__DATA TO USE__
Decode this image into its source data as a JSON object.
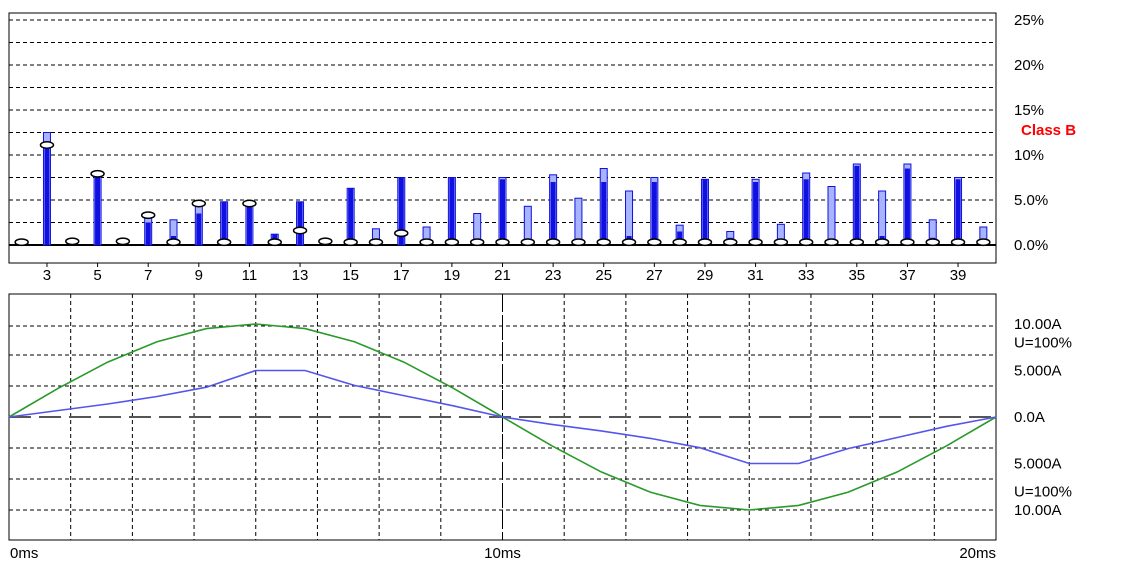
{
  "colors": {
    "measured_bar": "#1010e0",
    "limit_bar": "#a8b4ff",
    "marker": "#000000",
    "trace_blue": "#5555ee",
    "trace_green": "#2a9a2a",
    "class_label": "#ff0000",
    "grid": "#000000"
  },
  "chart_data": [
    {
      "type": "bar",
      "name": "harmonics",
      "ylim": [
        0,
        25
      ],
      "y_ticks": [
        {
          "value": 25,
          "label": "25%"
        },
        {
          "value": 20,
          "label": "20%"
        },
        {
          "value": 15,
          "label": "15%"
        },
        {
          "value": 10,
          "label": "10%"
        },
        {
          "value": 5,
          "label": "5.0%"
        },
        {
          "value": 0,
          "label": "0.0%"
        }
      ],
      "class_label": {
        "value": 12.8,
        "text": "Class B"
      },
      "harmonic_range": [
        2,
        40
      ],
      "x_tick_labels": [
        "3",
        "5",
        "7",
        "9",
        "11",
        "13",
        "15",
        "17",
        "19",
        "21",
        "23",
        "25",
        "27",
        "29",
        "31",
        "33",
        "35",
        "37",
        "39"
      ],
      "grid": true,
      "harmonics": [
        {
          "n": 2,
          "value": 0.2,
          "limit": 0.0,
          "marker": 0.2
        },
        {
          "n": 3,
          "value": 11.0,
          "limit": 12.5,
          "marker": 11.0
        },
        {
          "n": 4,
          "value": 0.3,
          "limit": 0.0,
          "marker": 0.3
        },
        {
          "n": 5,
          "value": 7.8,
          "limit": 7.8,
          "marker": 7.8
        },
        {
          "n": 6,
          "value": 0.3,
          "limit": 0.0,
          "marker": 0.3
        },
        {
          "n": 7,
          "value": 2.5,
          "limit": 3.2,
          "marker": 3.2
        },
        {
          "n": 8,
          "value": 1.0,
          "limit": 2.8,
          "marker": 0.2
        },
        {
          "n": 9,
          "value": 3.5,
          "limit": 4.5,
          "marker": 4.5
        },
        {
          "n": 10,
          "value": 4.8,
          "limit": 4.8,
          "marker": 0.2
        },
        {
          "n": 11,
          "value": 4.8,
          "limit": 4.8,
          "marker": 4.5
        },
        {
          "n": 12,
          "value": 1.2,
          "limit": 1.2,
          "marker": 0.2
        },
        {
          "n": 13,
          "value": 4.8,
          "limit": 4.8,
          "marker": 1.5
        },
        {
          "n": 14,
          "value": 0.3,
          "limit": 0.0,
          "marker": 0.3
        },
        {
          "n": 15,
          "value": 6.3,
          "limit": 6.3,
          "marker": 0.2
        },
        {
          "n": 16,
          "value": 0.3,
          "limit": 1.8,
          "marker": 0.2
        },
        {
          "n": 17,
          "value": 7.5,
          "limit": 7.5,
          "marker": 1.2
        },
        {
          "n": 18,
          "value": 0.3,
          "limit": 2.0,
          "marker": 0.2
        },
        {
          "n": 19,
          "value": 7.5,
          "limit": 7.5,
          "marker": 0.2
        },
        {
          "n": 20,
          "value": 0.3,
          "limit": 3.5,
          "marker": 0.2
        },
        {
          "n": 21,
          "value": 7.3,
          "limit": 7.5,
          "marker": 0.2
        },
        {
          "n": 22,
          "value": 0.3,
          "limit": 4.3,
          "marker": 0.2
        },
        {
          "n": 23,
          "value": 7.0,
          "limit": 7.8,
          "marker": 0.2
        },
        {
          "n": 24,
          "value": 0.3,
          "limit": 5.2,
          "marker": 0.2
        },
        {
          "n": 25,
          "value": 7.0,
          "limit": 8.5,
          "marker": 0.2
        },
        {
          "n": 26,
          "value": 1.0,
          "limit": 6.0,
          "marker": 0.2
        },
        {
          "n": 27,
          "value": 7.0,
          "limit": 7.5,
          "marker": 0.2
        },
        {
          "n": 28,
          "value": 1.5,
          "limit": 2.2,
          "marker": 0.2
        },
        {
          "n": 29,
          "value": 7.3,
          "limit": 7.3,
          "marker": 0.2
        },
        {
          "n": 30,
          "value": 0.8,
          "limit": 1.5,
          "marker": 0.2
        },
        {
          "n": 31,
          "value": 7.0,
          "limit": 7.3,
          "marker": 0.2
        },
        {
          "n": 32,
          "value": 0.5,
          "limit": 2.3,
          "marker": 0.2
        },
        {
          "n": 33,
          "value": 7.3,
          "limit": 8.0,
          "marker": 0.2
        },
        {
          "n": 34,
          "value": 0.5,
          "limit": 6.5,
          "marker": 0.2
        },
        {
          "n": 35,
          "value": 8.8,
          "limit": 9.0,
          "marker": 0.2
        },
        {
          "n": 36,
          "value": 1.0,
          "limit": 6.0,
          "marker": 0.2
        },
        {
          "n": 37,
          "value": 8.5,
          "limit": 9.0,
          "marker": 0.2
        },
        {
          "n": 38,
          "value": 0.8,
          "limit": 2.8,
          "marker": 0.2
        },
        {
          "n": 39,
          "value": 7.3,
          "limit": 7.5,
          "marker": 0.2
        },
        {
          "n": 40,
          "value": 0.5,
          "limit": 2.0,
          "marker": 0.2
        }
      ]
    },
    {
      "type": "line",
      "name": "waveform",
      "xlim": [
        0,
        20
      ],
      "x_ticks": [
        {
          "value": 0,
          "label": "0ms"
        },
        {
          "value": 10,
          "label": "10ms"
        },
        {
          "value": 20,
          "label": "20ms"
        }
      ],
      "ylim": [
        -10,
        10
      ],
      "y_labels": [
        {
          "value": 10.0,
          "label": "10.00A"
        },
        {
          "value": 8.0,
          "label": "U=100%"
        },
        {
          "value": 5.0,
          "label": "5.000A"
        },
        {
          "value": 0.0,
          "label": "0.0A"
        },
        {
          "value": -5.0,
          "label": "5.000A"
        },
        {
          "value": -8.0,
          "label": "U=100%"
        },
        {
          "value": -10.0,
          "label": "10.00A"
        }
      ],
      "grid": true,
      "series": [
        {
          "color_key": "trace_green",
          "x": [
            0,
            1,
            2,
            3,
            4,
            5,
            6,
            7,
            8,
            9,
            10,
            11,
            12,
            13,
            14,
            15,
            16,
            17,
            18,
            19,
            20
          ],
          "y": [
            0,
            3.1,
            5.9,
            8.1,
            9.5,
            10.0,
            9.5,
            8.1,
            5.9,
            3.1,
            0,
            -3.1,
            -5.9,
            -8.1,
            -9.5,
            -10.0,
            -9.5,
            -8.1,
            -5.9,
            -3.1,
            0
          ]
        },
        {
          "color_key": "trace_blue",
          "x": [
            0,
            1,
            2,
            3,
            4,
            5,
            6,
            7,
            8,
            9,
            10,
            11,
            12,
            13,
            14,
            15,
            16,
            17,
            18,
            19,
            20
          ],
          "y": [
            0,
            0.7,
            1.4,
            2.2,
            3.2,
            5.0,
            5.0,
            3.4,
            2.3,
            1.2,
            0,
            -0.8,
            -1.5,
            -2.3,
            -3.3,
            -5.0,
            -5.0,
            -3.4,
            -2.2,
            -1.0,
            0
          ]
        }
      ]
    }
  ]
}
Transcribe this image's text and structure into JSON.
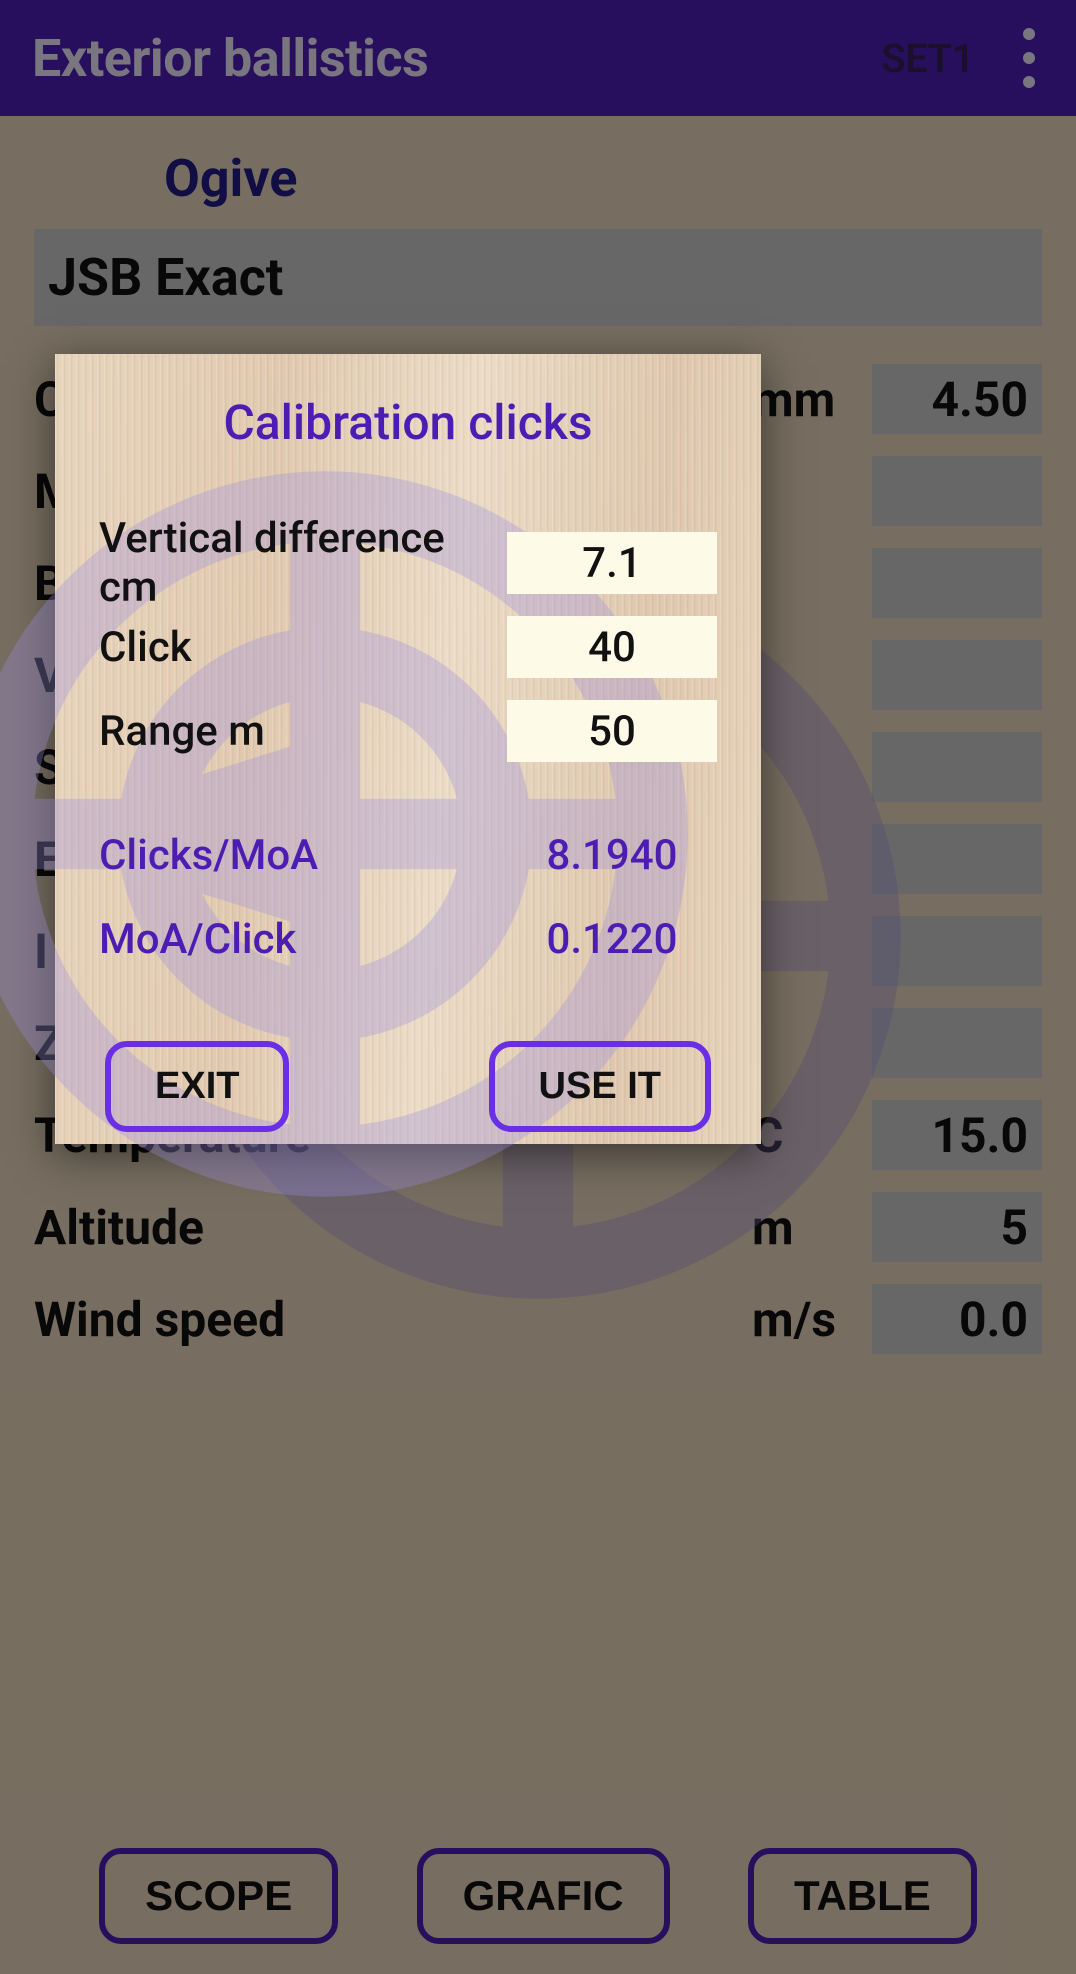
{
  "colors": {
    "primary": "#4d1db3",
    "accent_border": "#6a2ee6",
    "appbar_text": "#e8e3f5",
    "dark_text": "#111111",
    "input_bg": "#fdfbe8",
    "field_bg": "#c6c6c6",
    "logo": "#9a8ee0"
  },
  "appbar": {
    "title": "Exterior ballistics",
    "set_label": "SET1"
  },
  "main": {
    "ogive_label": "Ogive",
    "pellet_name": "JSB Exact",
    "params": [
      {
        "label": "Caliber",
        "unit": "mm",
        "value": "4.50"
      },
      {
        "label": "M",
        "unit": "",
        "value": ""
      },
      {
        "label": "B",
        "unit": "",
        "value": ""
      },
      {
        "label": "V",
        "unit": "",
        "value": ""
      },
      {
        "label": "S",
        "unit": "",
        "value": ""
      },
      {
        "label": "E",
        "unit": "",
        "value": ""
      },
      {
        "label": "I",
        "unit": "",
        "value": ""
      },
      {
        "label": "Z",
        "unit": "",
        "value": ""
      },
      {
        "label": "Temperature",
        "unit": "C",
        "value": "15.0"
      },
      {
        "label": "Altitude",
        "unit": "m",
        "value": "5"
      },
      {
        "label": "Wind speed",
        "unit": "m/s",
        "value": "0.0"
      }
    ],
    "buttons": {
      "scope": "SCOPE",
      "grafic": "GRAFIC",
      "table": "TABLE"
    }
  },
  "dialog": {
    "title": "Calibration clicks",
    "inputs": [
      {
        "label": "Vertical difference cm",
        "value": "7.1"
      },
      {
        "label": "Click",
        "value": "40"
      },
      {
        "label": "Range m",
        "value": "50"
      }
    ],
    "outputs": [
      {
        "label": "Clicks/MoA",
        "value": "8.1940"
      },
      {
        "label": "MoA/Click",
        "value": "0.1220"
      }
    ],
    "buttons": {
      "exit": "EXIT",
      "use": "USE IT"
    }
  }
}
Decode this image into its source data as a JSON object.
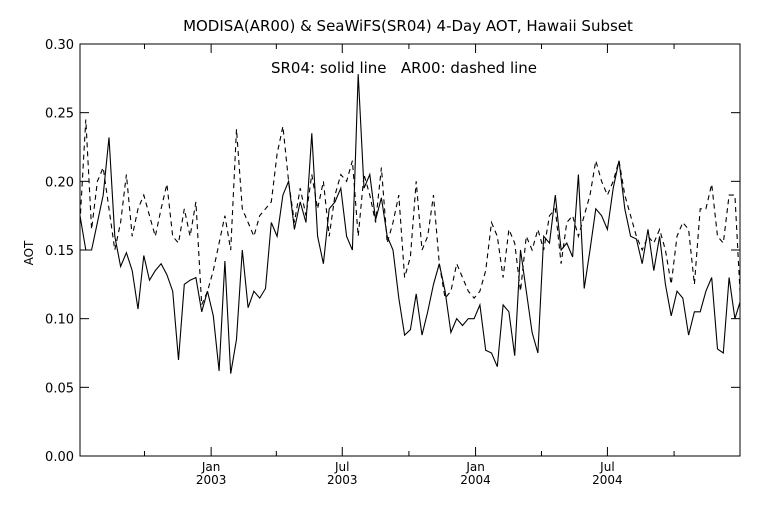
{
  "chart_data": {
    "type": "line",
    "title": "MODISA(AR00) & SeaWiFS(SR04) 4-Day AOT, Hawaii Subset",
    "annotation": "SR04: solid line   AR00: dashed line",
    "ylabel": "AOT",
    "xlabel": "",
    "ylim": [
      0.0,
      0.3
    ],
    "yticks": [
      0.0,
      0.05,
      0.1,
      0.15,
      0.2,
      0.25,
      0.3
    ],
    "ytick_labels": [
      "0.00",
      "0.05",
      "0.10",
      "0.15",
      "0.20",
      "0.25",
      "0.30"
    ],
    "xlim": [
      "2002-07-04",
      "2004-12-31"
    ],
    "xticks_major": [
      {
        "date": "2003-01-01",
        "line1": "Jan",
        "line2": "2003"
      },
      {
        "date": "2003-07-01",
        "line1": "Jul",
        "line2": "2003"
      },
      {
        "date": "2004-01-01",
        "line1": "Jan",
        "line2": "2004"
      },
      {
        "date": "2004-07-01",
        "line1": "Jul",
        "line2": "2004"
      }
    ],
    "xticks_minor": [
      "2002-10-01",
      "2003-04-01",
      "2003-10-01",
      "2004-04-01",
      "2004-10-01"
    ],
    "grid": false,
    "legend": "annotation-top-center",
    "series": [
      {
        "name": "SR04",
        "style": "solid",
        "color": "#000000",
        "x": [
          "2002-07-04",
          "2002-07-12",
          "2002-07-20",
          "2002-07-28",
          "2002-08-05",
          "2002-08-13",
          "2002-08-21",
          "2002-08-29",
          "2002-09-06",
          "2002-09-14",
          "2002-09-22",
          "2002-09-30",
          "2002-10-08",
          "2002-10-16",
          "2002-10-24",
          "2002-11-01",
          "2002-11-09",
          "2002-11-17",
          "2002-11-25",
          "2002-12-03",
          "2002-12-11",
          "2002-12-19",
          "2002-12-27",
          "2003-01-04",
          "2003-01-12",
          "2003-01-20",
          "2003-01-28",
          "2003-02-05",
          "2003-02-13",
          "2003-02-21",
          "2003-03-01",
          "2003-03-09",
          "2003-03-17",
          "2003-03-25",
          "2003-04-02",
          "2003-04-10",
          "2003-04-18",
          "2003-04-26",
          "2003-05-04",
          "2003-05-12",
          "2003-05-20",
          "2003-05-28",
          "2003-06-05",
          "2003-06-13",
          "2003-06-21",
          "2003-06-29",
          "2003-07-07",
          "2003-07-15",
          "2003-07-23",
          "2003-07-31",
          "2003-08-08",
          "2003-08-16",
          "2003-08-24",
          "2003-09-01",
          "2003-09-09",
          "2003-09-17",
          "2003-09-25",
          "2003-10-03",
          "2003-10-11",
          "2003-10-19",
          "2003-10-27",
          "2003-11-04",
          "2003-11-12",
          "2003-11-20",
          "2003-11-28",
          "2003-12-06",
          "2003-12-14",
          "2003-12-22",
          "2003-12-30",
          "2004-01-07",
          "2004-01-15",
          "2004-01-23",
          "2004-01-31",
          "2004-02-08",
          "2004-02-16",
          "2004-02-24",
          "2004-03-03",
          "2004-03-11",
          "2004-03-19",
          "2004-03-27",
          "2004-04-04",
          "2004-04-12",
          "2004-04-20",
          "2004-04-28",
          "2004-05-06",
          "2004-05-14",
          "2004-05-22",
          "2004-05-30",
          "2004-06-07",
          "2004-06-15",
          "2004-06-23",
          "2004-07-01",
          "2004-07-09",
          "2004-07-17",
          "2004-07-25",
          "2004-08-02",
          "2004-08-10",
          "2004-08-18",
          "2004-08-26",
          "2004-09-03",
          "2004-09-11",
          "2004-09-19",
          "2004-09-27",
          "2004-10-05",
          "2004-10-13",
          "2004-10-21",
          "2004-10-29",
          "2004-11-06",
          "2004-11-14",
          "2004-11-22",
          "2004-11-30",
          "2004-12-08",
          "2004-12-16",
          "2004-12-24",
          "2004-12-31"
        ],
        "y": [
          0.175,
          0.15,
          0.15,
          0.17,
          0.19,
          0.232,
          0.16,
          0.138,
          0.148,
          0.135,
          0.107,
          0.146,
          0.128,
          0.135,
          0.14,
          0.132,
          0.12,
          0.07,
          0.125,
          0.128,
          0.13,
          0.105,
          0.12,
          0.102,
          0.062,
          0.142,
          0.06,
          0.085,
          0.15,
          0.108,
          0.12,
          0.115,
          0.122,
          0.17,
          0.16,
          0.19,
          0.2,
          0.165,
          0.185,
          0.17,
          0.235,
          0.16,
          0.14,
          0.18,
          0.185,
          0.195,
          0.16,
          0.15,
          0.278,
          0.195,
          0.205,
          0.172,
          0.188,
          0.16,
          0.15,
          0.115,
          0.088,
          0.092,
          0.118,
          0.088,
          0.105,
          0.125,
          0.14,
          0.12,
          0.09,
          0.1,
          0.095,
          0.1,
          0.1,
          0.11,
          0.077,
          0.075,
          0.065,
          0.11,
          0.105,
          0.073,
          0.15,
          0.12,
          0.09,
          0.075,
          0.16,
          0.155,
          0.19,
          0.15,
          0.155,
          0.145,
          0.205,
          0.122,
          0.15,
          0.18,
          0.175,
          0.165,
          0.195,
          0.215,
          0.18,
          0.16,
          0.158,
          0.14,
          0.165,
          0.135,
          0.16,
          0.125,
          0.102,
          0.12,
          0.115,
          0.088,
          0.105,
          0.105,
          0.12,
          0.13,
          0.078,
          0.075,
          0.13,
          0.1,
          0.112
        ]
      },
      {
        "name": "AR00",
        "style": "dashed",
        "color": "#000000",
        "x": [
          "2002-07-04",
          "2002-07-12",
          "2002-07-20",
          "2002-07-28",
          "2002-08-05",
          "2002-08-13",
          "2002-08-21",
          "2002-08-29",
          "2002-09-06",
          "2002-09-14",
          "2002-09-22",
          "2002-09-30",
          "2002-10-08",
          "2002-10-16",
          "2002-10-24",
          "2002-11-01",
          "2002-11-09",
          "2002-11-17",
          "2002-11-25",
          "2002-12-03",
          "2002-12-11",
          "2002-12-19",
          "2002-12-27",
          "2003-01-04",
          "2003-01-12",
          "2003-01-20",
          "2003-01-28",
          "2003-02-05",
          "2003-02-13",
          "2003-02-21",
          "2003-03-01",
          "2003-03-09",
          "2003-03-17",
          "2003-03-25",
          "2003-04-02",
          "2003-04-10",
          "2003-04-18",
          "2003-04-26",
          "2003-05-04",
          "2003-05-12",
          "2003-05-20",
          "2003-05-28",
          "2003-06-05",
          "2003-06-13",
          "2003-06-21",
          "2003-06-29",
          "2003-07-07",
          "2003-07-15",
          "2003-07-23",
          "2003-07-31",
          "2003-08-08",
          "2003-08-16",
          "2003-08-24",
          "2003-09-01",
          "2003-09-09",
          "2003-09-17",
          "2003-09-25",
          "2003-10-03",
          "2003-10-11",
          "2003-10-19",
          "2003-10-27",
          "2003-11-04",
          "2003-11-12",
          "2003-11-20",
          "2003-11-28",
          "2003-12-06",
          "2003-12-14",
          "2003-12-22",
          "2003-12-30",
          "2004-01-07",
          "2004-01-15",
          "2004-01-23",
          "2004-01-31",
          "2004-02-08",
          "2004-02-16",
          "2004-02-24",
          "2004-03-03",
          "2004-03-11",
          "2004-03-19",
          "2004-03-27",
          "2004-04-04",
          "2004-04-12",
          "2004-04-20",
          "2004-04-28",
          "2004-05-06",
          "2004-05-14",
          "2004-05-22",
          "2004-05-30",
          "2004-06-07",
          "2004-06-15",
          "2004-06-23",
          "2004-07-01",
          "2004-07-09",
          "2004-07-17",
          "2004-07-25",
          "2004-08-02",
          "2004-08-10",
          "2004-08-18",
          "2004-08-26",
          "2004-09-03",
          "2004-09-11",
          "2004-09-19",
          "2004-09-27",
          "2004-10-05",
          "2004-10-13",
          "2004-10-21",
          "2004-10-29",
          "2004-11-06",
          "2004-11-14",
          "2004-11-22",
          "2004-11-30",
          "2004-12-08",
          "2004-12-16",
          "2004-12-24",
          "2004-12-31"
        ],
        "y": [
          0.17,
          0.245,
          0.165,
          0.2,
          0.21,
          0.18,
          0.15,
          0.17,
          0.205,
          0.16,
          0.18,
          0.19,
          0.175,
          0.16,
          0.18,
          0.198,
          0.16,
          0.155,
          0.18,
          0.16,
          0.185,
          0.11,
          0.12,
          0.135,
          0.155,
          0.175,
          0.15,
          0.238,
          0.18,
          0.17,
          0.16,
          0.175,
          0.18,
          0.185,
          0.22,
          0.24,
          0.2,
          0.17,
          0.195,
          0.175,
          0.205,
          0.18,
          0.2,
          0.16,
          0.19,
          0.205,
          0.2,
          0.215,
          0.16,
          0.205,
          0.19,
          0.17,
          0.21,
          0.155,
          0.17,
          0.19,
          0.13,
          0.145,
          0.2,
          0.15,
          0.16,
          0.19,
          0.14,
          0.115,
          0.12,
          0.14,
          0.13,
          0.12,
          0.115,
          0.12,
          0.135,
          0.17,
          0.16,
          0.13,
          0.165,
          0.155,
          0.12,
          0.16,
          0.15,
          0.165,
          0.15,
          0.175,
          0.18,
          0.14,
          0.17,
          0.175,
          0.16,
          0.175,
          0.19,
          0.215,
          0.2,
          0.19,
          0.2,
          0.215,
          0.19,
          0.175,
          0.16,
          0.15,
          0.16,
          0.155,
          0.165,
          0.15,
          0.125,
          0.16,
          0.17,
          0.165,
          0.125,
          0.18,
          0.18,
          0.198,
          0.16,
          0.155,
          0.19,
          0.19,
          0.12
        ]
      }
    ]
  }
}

__THE PROBLEM__
Locate the word "dashed" in the records above, and return each line that has it.

__CORRECT ANSWER__
    "annotation": "SR04: solid line   AR00: dashed line",
        "style": "dashed",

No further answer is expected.